[Entries taken from a collection]

_____

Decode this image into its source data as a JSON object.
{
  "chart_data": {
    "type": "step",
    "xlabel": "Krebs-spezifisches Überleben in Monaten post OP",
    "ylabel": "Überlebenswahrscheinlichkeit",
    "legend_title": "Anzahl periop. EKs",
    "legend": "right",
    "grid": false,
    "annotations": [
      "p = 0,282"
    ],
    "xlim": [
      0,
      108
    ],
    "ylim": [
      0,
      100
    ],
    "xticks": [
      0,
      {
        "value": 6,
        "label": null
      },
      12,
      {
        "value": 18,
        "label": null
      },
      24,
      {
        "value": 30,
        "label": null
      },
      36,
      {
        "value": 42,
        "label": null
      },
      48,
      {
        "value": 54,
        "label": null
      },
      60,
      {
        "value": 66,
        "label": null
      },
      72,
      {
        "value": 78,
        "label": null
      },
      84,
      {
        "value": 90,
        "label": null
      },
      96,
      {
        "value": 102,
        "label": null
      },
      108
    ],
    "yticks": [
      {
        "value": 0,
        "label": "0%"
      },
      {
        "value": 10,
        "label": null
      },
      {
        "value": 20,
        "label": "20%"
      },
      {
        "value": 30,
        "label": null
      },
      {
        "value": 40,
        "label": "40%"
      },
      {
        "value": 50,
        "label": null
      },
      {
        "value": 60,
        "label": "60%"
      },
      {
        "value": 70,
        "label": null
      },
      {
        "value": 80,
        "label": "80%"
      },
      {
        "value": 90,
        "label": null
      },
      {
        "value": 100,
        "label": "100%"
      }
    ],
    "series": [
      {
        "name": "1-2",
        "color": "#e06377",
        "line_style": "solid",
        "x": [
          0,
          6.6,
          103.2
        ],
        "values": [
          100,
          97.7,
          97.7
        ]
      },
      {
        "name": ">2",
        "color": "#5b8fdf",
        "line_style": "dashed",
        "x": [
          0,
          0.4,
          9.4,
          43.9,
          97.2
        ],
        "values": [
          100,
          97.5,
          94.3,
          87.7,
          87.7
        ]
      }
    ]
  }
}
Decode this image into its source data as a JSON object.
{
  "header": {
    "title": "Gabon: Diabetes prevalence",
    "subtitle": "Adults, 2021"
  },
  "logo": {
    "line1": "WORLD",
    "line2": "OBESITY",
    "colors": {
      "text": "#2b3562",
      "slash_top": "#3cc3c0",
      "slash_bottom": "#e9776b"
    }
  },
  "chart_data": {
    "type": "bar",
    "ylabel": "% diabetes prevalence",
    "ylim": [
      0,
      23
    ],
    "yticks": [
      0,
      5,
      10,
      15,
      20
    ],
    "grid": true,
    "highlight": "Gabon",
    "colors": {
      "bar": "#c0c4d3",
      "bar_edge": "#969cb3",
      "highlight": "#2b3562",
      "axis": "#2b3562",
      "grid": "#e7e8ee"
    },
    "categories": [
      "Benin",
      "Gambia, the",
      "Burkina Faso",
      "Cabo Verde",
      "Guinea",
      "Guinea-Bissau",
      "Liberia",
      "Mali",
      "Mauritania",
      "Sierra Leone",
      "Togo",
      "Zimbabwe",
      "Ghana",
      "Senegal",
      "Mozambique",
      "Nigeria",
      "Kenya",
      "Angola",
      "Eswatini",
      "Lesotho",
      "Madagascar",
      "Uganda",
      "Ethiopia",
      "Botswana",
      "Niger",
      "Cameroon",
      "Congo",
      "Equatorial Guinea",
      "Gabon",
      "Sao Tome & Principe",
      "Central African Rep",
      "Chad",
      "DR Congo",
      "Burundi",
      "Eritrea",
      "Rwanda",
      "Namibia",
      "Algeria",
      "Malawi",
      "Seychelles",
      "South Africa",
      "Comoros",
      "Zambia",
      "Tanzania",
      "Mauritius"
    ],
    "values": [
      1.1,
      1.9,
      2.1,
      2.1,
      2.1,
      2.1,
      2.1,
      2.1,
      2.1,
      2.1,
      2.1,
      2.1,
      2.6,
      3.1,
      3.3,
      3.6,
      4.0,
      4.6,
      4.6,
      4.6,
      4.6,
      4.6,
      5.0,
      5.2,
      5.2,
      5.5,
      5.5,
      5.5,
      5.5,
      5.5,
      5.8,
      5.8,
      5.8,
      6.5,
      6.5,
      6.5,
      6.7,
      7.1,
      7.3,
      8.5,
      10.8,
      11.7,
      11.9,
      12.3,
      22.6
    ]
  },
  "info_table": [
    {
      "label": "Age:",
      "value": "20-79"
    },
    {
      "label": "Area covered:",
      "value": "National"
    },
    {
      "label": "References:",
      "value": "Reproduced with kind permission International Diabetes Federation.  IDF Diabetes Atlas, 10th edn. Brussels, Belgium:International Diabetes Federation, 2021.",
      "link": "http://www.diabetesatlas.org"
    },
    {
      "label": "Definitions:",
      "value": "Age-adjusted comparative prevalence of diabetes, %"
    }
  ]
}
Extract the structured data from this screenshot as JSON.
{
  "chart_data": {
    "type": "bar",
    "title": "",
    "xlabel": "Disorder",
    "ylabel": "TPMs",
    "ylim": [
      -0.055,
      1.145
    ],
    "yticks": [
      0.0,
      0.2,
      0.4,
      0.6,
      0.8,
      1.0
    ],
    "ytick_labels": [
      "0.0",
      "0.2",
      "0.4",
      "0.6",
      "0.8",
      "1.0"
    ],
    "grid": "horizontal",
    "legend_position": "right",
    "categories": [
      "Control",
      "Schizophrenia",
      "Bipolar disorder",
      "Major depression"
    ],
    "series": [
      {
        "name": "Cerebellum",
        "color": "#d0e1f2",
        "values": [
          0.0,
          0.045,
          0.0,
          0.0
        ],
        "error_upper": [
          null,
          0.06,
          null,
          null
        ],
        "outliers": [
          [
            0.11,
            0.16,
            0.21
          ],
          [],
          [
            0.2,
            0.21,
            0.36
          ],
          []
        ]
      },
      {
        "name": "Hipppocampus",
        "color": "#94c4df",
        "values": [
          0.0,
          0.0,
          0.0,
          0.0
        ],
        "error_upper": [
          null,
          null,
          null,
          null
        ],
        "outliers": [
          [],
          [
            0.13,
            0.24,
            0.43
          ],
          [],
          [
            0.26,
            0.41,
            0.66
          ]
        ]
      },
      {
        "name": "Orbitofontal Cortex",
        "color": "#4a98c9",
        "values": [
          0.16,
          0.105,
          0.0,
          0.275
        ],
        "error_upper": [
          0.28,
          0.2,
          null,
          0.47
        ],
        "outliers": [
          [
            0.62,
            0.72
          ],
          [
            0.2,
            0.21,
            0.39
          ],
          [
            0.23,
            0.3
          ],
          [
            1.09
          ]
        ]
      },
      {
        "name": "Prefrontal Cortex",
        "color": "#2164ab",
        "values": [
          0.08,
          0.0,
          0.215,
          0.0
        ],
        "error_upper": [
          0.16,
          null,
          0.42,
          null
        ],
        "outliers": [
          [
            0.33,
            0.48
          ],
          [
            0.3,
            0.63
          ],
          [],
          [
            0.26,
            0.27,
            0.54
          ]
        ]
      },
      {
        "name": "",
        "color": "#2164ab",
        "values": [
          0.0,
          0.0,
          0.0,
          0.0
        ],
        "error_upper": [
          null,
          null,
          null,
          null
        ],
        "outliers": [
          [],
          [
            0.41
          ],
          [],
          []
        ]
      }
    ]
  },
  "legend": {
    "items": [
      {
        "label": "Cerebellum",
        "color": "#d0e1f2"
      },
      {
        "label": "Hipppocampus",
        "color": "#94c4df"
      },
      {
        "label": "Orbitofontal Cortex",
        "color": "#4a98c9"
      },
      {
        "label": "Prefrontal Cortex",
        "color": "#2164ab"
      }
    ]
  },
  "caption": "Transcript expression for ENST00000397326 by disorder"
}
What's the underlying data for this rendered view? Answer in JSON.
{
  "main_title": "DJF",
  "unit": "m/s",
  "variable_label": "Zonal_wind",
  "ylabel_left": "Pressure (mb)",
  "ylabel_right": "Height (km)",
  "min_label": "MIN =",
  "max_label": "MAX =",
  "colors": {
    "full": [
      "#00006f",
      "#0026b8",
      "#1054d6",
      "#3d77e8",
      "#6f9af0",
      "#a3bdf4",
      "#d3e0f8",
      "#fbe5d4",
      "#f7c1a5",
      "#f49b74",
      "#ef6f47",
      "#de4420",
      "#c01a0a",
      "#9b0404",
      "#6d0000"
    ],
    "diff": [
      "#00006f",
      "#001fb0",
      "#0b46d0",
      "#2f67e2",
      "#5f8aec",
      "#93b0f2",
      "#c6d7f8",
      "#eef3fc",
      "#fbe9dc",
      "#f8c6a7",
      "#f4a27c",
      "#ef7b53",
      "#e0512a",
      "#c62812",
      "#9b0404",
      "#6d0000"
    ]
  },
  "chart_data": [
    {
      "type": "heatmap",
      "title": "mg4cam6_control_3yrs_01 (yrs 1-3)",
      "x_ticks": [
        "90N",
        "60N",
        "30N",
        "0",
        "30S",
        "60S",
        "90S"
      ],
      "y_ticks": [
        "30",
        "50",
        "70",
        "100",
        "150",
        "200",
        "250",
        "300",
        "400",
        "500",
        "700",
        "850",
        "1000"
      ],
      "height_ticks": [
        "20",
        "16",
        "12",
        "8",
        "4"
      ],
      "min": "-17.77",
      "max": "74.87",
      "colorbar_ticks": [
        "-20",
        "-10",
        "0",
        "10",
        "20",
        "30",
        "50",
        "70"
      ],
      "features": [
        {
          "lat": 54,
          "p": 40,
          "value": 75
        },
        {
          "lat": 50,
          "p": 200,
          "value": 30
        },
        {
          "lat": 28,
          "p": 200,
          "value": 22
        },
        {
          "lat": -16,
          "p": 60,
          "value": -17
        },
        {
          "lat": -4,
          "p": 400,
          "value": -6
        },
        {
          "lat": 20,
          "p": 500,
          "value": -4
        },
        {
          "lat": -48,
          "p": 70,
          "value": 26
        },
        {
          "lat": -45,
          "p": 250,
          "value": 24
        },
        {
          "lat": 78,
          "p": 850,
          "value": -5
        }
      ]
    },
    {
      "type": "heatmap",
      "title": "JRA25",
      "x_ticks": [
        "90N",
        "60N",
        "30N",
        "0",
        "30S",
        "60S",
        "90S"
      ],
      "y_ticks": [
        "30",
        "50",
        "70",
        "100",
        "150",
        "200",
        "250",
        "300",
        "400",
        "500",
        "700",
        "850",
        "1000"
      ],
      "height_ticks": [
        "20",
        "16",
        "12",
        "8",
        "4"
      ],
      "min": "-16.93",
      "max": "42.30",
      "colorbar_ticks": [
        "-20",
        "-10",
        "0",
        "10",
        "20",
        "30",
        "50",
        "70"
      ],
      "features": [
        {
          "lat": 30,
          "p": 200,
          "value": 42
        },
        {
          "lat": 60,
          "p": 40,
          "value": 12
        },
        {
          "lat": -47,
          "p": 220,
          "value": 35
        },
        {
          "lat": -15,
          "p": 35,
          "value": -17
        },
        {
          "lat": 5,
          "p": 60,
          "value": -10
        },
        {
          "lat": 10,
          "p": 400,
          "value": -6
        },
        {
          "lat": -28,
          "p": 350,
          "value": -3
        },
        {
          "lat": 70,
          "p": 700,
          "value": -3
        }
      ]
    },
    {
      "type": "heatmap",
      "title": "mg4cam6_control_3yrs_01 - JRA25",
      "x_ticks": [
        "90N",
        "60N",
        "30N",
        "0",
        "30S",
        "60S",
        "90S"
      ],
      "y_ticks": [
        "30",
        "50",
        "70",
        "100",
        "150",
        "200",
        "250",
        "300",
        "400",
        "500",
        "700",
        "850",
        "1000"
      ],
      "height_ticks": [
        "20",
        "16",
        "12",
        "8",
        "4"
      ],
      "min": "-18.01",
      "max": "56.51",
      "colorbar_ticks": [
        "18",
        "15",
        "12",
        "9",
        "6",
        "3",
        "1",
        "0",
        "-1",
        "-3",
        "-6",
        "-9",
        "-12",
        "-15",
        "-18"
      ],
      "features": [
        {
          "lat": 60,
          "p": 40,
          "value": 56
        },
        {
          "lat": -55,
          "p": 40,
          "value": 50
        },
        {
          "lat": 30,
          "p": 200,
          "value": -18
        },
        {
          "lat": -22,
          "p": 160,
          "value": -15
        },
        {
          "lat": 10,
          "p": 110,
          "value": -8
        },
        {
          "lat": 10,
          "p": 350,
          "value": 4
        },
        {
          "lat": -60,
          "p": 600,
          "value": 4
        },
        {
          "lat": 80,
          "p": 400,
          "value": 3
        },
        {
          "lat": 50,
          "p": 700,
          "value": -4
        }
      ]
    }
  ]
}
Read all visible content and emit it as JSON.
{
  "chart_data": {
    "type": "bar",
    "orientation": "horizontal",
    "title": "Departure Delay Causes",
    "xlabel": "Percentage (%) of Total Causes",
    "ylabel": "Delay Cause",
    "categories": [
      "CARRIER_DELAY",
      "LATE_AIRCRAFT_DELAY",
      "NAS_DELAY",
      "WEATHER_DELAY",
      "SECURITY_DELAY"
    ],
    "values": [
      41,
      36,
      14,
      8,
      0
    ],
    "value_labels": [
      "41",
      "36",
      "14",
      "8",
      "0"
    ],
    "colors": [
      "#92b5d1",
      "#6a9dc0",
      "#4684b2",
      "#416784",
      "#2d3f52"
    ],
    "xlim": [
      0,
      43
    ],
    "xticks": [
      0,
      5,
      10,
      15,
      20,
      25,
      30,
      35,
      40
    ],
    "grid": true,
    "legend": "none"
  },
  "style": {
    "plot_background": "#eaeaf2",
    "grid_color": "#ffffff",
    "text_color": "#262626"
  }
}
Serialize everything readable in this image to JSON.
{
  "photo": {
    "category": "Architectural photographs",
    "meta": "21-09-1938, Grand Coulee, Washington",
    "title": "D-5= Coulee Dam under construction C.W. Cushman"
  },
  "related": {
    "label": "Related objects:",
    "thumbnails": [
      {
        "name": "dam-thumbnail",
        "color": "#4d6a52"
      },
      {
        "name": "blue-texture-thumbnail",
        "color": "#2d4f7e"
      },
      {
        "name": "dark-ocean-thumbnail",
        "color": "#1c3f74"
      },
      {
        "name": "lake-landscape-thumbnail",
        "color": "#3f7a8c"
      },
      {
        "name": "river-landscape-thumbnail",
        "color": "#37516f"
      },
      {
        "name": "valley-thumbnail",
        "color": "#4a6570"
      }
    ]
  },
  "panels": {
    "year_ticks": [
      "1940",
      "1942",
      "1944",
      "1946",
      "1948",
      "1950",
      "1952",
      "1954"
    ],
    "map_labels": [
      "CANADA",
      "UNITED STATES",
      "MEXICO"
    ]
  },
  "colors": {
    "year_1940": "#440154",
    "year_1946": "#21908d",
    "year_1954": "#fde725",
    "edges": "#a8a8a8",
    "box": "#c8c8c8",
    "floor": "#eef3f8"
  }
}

_____

Find every line with the word "Orbitofontal" and state how many there are, with no other words.

2